§ **TASK GOAL**
Using the data below, copy every line that contains the word "Supplement".

..........

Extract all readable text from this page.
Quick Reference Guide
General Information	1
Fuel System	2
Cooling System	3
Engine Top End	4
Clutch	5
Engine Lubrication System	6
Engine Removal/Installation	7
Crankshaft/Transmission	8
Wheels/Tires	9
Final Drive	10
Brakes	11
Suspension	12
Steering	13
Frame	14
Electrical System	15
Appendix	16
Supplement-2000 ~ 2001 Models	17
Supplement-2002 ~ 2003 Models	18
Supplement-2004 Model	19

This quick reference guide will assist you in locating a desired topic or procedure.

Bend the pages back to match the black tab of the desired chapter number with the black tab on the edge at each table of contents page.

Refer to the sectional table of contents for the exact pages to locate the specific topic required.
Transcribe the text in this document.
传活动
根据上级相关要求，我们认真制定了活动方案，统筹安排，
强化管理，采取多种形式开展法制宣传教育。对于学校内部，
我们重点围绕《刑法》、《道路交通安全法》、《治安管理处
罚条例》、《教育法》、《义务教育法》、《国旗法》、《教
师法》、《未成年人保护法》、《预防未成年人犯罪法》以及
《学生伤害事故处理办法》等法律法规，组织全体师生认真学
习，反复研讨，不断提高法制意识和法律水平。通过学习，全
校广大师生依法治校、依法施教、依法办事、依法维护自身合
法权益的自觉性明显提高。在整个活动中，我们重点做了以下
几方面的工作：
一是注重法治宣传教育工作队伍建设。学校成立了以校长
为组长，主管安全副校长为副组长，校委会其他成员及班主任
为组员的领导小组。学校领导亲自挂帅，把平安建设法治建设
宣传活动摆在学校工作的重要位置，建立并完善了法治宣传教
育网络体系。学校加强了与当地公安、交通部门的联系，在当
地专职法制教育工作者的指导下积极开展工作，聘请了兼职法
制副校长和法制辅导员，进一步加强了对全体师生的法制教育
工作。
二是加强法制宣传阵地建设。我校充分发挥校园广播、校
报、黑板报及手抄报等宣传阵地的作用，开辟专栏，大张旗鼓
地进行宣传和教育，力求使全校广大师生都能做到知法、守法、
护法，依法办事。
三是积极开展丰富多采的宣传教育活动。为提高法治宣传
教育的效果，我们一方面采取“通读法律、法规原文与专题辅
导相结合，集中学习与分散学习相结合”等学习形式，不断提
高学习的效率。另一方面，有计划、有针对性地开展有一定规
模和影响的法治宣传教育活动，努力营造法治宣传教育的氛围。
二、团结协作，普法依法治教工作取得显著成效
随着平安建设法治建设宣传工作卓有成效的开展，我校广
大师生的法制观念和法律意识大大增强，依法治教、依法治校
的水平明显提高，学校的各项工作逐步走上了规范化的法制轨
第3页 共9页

..........

§ **RESULT OF THIS TASK**
Supplement-2000 ~ 2001 Models	17
Supplement-2002 ~ 2003 Models	18
Supplement-2004 Model	19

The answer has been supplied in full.